TASK TO CARRY OUT = Each line holding the word "Main" counts once; give the total and nothing more.

>>>

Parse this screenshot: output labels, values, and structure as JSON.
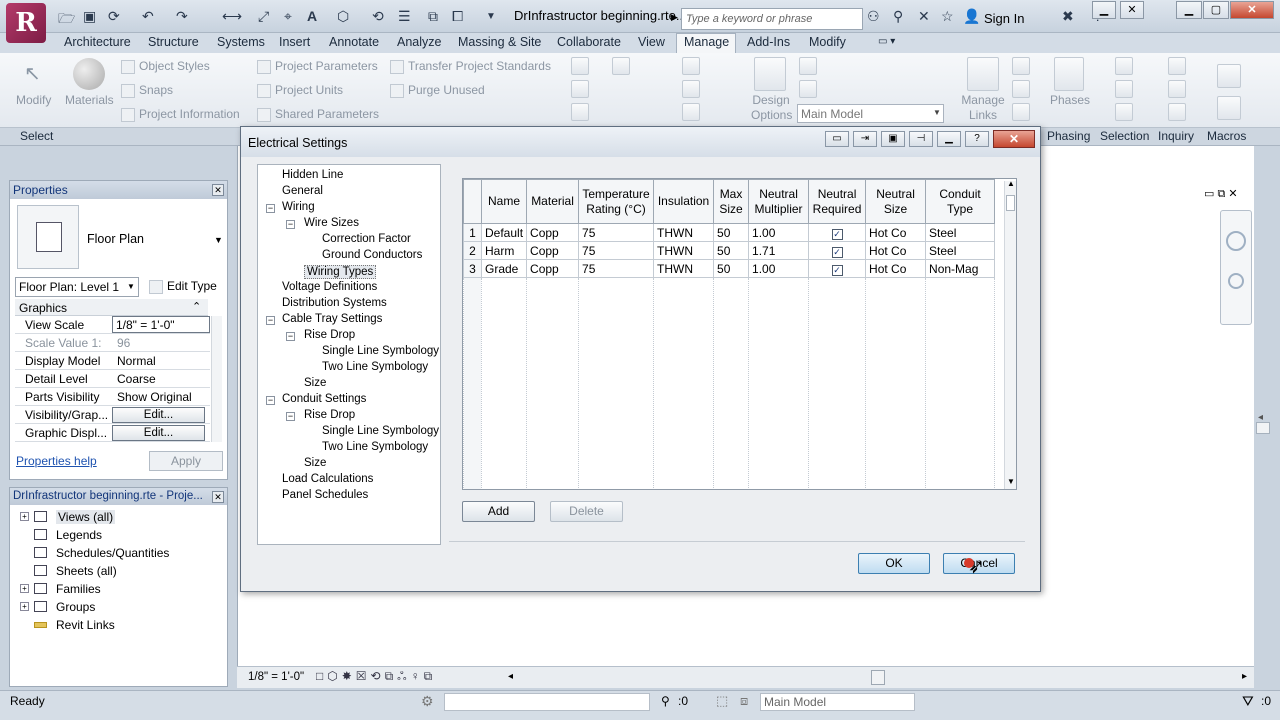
{
  "app": {
    "logo_letter": "R",
    "doc_title": "DrInfrastructor beginning.rte...",
    "search_placeholder": "Type a keyword or phrase",
    "sign_in": "Sign In"
  },
  "ribbon": {
    "tabs": [
      "Architecture",
      "Structure",
      "Systems",
      "Insert",
      "Annotate",
      "Analyze",
      "Massing & Site",
      "Collaborate",
      "View",
      "Manage",
      "Add-Ins",
      "Modify"
    ],
    "active_tab": "Manage",
    "modify_label": "Modify",
    "materials_label": "Materials",
    "settings_items": [
      "Object Styles",
      "Snaps",
      "Project Information",
      "Project Parameters",
      "Project Units",
      "Shared Parameters",
      "Transfer Project Standards",
      "Purge Unused"
    ],
    "design_options_label": "Design Options",
    "main_model": "Main Model",
    "manage_links_label": "Manage Links",
    "phases_label": "Phases",
    "panel_labels": [
      "Select",
      "Phasing",
      "Selection",
      "Inquiry",
      "Macros"
    ]
  },
  "properties": {
    "title": "Properties",
    "type_name": "Floor Plan",
    "instance_selector": "Floor Plan: Level 1",
    "edit_type": "Edit Type",
    "group": "Graphics",
    "rows": [
      {
        "key": "View Scale",
        "value": "1/8\" = 1'-0\""
      },
      {
        "key": "Scale Value    1:",
        "value": "96"
      },
      {
        "key": "Display Model",
        "value": "Normal"
      },
      {
        "key": "Detail Level",
        "value": "Coarse"
      },
      {
        "key": "Parts Visibility",
        "value": "Show Original"
      },
      {
        "key": "Visibility/Grap...",
        "value": "Edit..."
      },
      {
        "key": "Graphic Displ...",
        "value": "Edit..."
      }
    ],
    "help": "Properties help",
    "apply": "Apply"
  },
  "browser": {
    "title": "DrInfrastructor beginning.rte - Proje...",
    "items": [
      "Views (all)",
      "Legends",
      "Schedules/Quantities",
      "Sheets (all)",
      "Families",
      "Groups",
      "Revit Links"
    ]
  },
  "viewbar": {
    "scale": "1/8\" = 1'-0\""
  },
  "status": {
    "text": "Ready",
    "filter_count": ":0",
    "model": "Main Model"
  },
  "dialog": {
    "title": "Electrical Settings",
    "tree": [
      {
        "label": "Hidden Line",
        "level": 0
      },
      {
        "label": "General",
        "level": 0
      },
      {
        "label": "Wiring",
        "level": 0
      },
      {
        "label": "Wire Sizes",
        "level": 1
      },
      {
        "label": "Correction Factor",
        "level": 2
      },
      {
        "label": "Ground Conductors",
        "level": 2
      },
      {
        "label": "Wiring Types",
        "level": 1
      },
      {
        "label": "Voltage Definitions",
        "level": 0
      },
      {
        "label": "Distribution Systems",
        "level": 0
      },
      {
        "label": "Cable Tray Settings",
        "level": 0
      },
      {
        "label": "Rise Drop",
        "level": 1
      },
      {
        "label": "Single Line Symbology",
        "level": 2
      },
      {
        "label": "Two Line Symbology",
        "level": 2
      },
      {
        "label": "Size",
        "level": 1
      },
      {
        "label": "Conduit Settings",
        "level": 0
      },
      {
        "label": "Rise Drop",
        "level": 1
      },
      {
        "label": "Single Line Symbology",
        "level": 2
      },
      {
        "label": "Two Line Symbology",
        "level": 2
      },
      {
        "label": "Size",
        "level": 1
      },
      {
        "label": "Load Calculations",
        "level": 0
      },
      {
        "label": "Panel Schedules",
        "level": 0
      }
    ],
    "selected_tree": "Wiring Types",
    "columns": [
      "Name",
      "Material",
      "Temperature Rating (°C)",
      "Insulation",
      "Max Size",
      "Neutral Multiplier",
      "Neutral Required",
      "Neutral Size",
      "Conduit Type"
    ],
    "rows": [
      {
        "n": "1",
        "name": "Default",
        "material": "Copp",
        "temp": "75",
        "insulation": "THWN",
        "max_size": "50",
        "multiplier": "1.00",
        "required": true,
        "neutral_size": "Hot Co",
        "conduit": "Steel"
      },
      {
        "n": "2",
        "name": "Harm",
        "material": "Copp",
        "temp": "75",
        "insulation": "THWN",
        "max_size": "50",
        "multiplier": "1.71",
        "required": true,
        "neutral_size": "Hot Co",
        "conduit": "Steel"
      },
      {
        "n": "3",
        "name": "Grade",
        "material": "Copp",
        "temp": "75",
        "insulation": "THWN",
        "max_size": "50",
        "multiplier": "1.00",
        "required": true,
        "neutral_size": "Hot Co",
        "conduit": "Non-Mag"
      }
    ],
    "add": "Add",
    "delete": "Delete",
    "ok": "OK",
    "cancel": "Cancel"
  }
}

<<<

EXERCISE OUTPUT = 2